Take the material below and retype it in full; pictures are left out.

-------

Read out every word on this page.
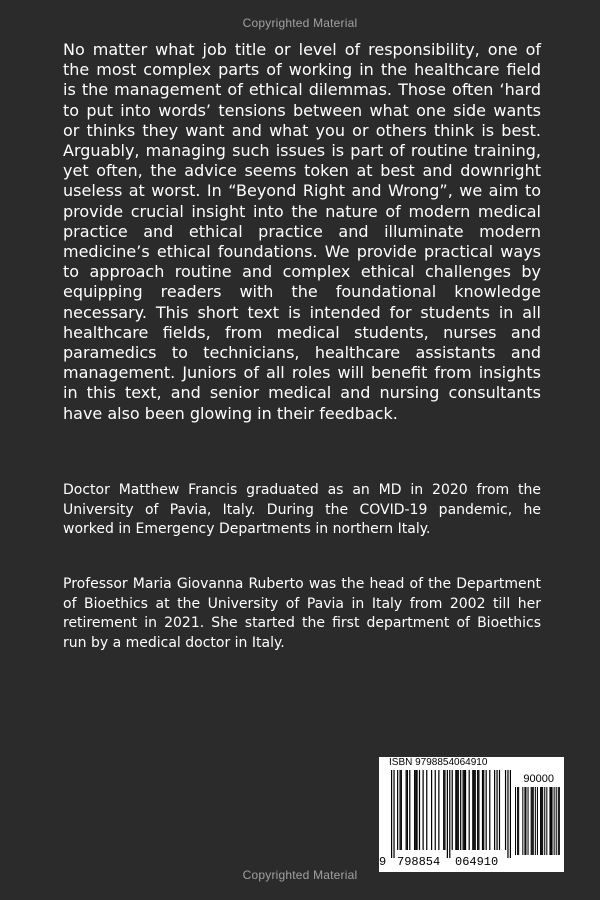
Copyrighted Material

No matter what job title or level of responsibility, one of the most complex parts of working in the healthcare field is the management of ethical dilemmas. Those often ‘hard to put into words’ tensions between what one side wants or thinks they want and what you or others think is best. Arguably, managing such issues is part of routine training, yet often, the advice seems token at best and downright useless at worst. In “Beyond Right and Wrong”, we aim to provide crucial insight into the nature of modern medical practice and ethical practice and illuminate modern medicine’s ethical foundations. We provide practical ways to approach routine and complex ethical challenges by equipping readers with the foundational knowledge necessary. This short text is intended for students in all healthcare fields, from medical students, nurses and paramedics to technicians, healthcare assistants and management. Juniors of all roles will benefit from insights in this text, and senior medical and nursing consultants have also been glowing in their feedback.

Doctor Matthew Francis graduated as an MD in 2020 from the University of Pavia, Italy. During the COVID-19 pandemic, he worked in Emergency Departments in northern Italy.

Professor Maria Giovanna Ruberto was the head of the Department of Bioethics at the University of Pavia in Italy from 2002 till her retirement in 2021. She started the first department of Bioethics run by a medical doctor in Italy.

ISBN 9798854064910
90000
9 798854 064910
Copyrighted Material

-------

SOLVED PROBLEM:
Read out every word on this page.
Copyrighted Material

No matter what job title or level of responsibility, one of the most complex parts of working in the healthcare field is the management of ethical dilemmas. Those often ‘hard to put into words’ tensions between what one side wants or thinks they want and what you or others think is best. Arguably, managing such issues is part of routine training, yet often, the advice seems token at best and downright useless at worst. In “Beyond Right and Wrong”, we aim to provide crucial insight into the nature of modern medical practice and ethical practice and illuminate modern medicine’s ethical foundations. We provide practical ways to approach routine and complex ethical challenges by equipping readers with the foundational knowledge necessary. This short text is intended for students in all healthcare fields, from medical students, nurses and paramedics to technicians, healthcare assistants and management. Juniors of all roles will benefit from insights in this text, and senior medical and nursing consultants have also been glowing in their feedback.

Doctor Matthew Francis graduated as an MD in 2020 from the University of Pavia, Italy. During the COVID-19 pandemic, he worked in Emergency Departments in northern Italy.

Professor Maria Giovanna Ruberto was the head of the Department of Bioethics at the University of Pavia in Italy from 2002 till her retirement in 2021. She started the first department of Bioethics run by a medical doctor in Italy.

ISBN 9798854064910
90000
9 798854 064910
Copyrighted Material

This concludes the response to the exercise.